## Start
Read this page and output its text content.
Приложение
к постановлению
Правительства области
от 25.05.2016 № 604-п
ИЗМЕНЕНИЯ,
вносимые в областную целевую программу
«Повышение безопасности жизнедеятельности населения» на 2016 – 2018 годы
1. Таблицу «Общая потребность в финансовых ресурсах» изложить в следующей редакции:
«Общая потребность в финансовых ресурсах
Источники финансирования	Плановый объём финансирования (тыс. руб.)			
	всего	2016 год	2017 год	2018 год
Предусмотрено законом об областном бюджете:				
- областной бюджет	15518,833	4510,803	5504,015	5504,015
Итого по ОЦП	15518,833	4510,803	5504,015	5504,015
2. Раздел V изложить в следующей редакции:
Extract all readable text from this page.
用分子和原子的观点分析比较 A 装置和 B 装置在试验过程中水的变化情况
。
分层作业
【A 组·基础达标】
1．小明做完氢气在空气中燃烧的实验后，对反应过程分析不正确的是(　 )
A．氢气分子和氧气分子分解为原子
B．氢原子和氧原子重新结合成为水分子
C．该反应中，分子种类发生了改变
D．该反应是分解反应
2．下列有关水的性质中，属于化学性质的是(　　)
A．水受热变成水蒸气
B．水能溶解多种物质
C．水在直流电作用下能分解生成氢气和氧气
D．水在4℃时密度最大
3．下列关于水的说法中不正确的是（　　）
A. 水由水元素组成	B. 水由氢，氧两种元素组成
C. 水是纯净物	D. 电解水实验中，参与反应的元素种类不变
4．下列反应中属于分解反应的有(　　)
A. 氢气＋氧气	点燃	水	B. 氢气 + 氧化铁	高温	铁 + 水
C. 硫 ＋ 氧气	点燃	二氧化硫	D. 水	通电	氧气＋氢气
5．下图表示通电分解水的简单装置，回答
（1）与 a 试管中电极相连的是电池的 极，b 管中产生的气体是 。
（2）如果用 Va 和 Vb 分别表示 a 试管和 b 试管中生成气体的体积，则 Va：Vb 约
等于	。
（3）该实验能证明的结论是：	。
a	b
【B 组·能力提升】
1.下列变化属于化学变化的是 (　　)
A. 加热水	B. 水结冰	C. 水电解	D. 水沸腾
## End
DIRECTIONS FOR THIS TASK - Copy every record exactly, with nothing added or dropped.

OUTPUT -
Read this page and output its text content.
Приложение
к постановлению
Правительства области
от 25.05.2016 № 604-п
ИЗМЕНЕНИЯ,
вносимые в областную целевую программу
«Повышение безопасности жизнедеятельности населения» на 2016 – 2018 годы
1. Таблицу «Общая потребность в финансовых ресурсах» изложить в следующей редакции:
«Общая потребность в финансовых ресурсах
Источники финансирования	Плановый объём финансирования (тыс. руб.)			
	всего	2016 год	2017 год	2018 год
Предусмотрено законом об областном бюджете:				
- областной бюджет	15518,833	4510,803	5504,015	5504,015
Итого по ОЦП	15518,833	4510,803	5504,015	5504,015
2. Раздел V изложить в следующей редакции:
Extract all readable text from this page.
用分子和原子的观点分析比较 A 装置和 B 装置在试验过程中水的变化情况
。
分层作业
【A 组·基础达标】
1．小明做完氢气在空气中燃烧的实验后，对反应过程分析不正确的是(　 )
A．氢气分子和氧气分子分解为原子
B．氢原子和氧原子重新结合成为水分子
C．该反应中，分子种类发生了改变
D．该反应是分解反应
2．下列有关水的性质中，属于化学性质的是(　　)
A．水受热变成水蒸气
B．水能溶解多种物质
C．水在直流电作用下能分解生成氢气和氧气
D．水在4℃时密度最大
3．下列关于水的说法中不正确的是（　　）
A. 水由水元素组成	B. 水由氢，氧两种元素组成
C. 水是纯净物	D. 电解水实验中，参与反应的元素种类不变
4．下列反应中属于分解反应的有(　　)
A. 氢气＋氧气	点燃	水	B. 氢气 + 氧化铁	高温	铁 + 水
C. 硫 ＋ 氧气	点燃	二氧化硫	D. 水	通电	氧气＋氢气
5．下图表示通电分解水的简单装置，回答
（1）与 a 试管中电极相连的是电池的 极，b 管中产生的气体是 。
（2）如果用 Va 和 Vb 分别表示 a 试管和 b 试管中生成气体的体积，则 Va：Vb 约
等于	。
（3）该实验能证明的结论是：	。
a	b
【B 组·能力提升】
1.下列变化属于化学变化的是 (　　)
A. 加热水	B. 水结冰	C. 水电解	D. 水沸腾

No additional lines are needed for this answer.